**Given data:**
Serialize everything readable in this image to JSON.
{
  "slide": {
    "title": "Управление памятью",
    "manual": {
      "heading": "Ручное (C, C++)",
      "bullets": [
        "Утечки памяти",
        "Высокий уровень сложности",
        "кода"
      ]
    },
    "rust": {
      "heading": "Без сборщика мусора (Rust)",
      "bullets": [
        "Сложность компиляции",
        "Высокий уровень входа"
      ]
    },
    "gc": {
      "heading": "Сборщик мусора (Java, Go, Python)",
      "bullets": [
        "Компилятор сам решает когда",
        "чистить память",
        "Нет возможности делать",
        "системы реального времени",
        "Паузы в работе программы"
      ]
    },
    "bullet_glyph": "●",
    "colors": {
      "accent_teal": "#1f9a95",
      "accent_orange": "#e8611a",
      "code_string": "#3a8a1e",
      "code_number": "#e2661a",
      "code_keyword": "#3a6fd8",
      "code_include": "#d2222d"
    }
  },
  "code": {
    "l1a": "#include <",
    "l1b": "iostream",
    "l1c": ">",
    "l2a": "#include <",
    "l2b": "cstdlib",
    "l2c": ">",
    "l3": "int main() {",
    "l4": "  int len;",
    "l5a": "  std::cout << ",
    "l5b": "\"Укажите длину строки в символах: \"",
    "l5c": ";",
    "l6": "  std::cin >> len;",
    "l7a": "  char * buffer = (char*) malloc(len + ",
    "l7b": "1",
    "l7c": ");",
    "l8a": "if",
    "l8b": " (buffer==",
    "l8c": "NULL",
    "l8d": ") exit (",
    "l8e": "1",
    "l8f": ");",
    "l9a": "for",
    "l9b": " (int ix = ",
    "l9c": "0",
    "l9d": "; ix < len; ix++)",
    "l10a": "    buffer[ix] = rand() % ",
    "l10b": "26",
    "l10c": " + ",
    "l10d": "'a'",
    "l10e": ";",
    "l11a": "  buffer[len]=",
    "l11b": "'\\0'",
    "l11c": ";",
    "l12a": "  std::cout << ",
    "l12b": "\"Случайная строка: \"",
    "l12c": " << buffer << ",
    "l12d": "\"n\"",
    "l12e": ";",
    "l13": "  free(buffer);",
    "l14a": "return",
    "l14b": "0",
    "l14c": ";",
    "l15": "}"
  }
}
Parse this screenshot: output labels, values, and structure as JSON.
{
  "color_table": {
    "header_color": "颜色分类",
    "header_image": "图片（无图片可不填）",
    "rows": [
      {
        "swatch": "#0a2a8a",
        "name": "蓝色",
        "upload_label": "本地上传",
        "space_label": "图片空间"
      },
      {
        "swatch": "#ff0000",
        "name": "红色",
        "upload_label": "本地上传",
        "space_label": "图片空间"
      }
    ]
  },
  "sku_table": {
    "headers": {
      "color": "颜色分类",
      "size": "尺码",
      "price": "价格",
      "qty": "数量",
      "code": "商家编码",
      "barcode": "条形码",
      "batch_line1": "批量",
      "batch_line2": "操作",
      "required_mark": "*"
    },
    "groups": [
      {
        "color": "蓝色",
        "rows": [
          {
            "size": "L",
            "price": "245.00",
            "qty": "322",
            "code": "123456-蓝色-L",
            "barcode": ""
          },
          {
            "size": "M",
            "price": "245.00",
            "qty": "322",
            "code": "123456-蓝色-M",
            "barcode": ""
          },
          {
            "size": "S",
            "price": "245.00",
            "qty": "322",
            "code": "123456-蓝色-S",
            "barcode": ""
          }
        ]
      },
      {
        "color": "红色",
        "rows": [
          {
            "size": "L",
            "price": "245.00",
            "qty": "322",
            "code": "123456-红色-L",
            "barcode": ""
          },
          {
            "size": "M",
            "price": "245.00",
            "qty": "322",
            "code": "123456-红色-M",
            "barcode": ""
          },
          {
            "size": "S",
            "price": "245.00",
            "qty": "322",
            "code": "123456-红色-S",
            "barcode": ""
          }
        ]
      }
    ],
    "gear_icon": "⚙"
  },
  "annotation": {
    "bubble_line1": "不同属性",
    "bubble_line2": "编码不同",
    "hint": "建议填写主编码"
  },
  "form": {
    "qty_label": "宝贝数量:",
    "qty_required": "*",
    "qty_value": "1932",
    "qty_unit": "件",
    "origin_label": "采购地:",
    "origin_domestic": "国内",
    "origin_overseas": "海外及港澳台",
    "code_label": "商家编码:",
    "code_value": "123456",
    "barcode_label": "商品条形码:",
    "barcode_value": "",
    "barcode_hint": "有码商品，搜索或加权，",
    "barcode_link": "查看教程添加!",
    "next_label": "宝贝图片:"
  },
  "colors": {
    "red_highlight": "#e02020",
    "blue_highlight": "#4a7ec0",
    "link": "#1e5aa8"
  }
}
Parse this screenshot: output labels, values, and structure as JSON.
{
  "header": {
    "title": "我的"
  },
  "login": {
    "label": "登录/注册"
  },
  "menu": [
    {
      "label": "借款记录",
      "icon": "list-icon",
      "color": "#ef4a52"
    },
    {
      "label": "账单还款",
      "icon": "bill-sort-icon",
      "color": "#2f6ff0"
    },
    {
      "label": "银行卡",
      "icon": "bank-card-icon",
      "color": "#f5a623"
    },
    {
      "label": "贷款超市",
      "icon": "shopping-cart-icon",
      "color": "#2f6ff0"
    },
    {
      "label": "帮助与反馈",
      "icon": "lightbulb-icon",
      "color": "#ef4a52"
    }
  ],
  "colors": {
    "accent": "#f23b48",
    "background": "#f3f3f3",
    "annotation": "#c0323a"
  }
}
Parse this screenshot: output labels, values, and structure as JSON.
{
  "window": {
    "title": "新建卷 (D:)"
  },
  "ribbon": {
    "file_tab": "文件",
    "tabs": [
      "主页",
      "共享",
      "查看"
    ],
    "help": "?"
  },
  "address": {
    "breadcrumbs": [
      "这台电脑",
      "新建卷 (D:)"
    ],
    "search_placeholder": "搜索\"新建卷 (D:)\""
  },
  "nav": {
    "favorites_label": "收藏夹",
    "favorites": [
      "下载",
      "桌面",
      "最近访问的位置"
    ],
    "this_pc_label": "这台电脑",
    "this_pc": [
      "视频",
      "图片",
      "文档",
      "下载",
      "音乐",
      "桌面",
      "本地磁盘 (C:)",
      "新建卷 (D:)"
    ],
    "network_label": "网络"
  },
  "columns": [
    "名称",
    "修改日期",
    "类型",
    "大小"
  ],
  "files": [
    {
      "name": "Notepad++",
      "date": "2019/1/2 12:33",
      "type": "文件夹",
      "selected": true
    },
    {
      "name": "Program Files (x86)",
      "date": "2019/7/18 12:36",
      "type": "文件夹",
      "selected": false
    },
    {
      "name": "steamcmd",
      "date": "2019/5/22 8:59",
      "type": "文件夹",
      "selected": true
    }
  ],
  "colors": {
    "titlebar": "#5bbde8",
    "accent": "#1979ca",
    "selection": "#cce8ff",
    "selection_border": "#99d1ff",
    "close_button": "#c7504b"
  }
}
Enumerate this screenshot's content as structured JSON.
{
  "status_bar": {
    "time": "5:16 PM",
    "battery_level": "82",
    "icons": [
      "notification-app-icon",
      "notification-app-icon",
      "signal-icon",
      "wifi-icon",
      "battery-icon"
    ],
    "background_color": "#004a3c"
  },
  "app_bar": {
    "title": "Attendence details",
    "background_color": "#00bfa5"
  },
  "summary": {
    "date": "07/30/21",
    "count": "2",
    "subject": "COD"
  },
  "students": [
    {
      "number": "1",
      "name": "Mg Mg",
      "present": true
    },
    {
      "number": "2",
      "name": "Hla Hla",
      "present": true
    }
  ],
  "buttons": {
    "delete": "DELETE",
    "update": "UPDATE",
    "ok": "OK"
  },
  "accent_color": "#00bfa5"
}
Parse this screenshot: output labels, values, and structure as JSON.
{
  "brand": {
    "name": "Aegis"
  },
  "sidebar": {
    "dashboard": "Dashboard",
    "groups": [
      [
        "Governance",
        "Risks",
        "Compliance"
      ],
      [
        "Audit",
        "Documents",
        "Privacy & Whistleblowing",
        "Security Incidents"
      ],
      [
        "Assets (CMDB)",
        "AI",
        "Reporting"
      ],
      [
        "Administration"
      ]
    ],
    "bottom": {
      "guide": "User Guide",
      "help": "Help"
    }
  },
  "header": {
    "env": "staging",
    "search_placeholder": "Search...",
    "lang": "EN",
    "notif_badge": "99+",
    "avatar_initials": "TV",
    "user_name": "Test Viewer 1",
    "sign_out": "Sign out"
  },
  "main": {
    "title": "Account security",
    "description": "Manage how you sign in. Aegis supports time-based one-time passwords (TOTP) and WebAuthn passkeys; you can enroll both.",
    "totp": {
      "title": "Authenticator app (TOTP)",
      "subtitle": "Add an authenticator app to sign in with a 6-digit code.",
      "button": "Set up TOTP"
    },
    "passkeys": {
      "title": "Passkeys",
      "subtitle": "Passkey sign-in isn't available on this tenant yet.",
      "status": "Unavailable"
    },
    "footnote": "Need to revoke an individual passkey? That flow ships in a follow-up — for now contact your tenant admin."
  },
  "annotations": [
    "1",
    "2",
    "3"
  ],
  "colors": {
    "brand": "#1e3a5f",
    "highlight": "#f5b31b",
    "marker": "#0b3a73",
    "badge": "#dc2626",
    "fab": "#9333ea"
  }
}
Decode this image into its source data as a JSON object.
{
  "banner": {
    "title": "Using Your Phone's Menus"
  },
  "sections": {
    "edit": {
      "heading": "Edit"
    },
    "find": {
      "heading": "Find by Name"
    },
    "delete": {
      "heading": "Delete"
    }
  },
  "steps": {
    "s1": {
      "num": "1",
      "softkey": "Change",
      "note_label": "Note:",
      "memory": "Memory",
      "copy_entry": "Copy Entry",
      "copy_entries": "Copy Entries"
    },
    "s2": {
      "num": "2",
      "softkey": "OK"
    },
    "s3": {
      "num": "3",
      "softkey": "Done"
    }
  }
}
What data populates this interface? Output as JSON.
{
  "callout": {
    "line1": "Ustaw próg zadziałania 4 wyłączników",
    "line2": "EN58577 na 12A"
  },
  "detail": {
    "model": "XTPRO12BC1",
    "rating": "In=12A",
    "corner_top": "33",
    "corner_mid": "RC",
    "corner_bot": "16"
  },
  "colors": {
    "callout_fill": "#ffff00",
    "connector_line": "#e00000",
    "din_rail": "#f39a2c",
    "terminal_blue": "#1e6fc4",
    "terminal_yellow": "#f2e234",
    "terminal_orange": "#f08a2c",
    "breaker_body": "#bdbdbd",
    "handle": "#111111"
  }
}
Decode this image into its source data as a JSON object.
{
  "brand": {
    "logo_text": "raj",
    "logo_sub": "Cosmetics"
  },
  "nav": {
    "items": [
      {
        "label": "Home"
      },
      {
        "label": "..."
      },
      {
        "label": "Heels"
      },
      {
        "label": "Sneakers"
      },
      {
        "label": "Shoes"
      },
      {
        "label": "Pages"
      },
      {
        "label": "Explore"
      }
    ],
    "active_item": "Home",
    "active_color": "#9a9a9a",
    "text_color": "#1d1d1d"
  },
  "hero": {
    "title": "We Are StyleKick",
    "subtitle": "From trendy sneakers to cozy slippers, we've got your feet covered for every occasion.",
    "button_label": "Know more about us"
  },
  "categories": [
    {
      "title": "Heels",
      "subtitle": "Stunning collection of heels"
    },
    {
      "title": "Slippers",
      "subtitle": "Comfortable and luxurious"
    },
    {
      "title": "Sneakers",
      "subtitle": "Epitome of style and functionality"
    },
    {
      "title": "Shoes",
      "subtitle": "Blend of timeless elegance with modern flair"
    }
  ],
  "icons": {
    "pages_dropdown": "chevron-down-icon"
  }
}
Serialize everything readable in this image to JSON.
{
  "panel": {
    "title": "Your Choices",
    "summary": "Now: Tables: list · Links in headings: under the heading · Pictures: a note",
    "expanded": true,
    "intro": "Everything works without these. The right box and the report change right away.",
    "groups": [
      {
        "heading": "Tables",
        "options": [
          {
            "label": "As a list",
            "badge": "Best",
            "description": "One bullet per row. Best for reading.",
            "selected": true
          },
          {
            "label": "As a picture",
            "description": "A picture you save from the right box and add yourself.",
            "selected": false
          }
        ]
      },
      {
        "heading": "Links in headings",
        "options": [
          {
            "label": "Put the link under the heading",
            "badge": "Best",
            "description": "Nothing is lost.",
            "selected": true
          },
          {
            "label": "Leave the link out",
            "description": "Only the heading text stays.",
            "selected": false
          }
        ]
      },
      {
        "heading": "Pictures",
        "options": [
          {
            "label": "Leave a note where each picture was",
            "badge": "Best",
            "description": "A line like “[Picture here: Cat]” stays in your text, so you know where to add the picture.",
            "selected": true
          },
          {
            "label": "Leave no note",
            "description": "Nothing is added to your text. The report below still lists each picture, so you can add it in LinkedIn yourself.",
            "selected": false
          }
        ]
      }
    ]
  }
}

**Task description:**
Pull out every line above that holds the word "Copy".

**Exercise response:**
      "copy_entry": "Copy Entry",
      "copy_entries": "Copy Entries"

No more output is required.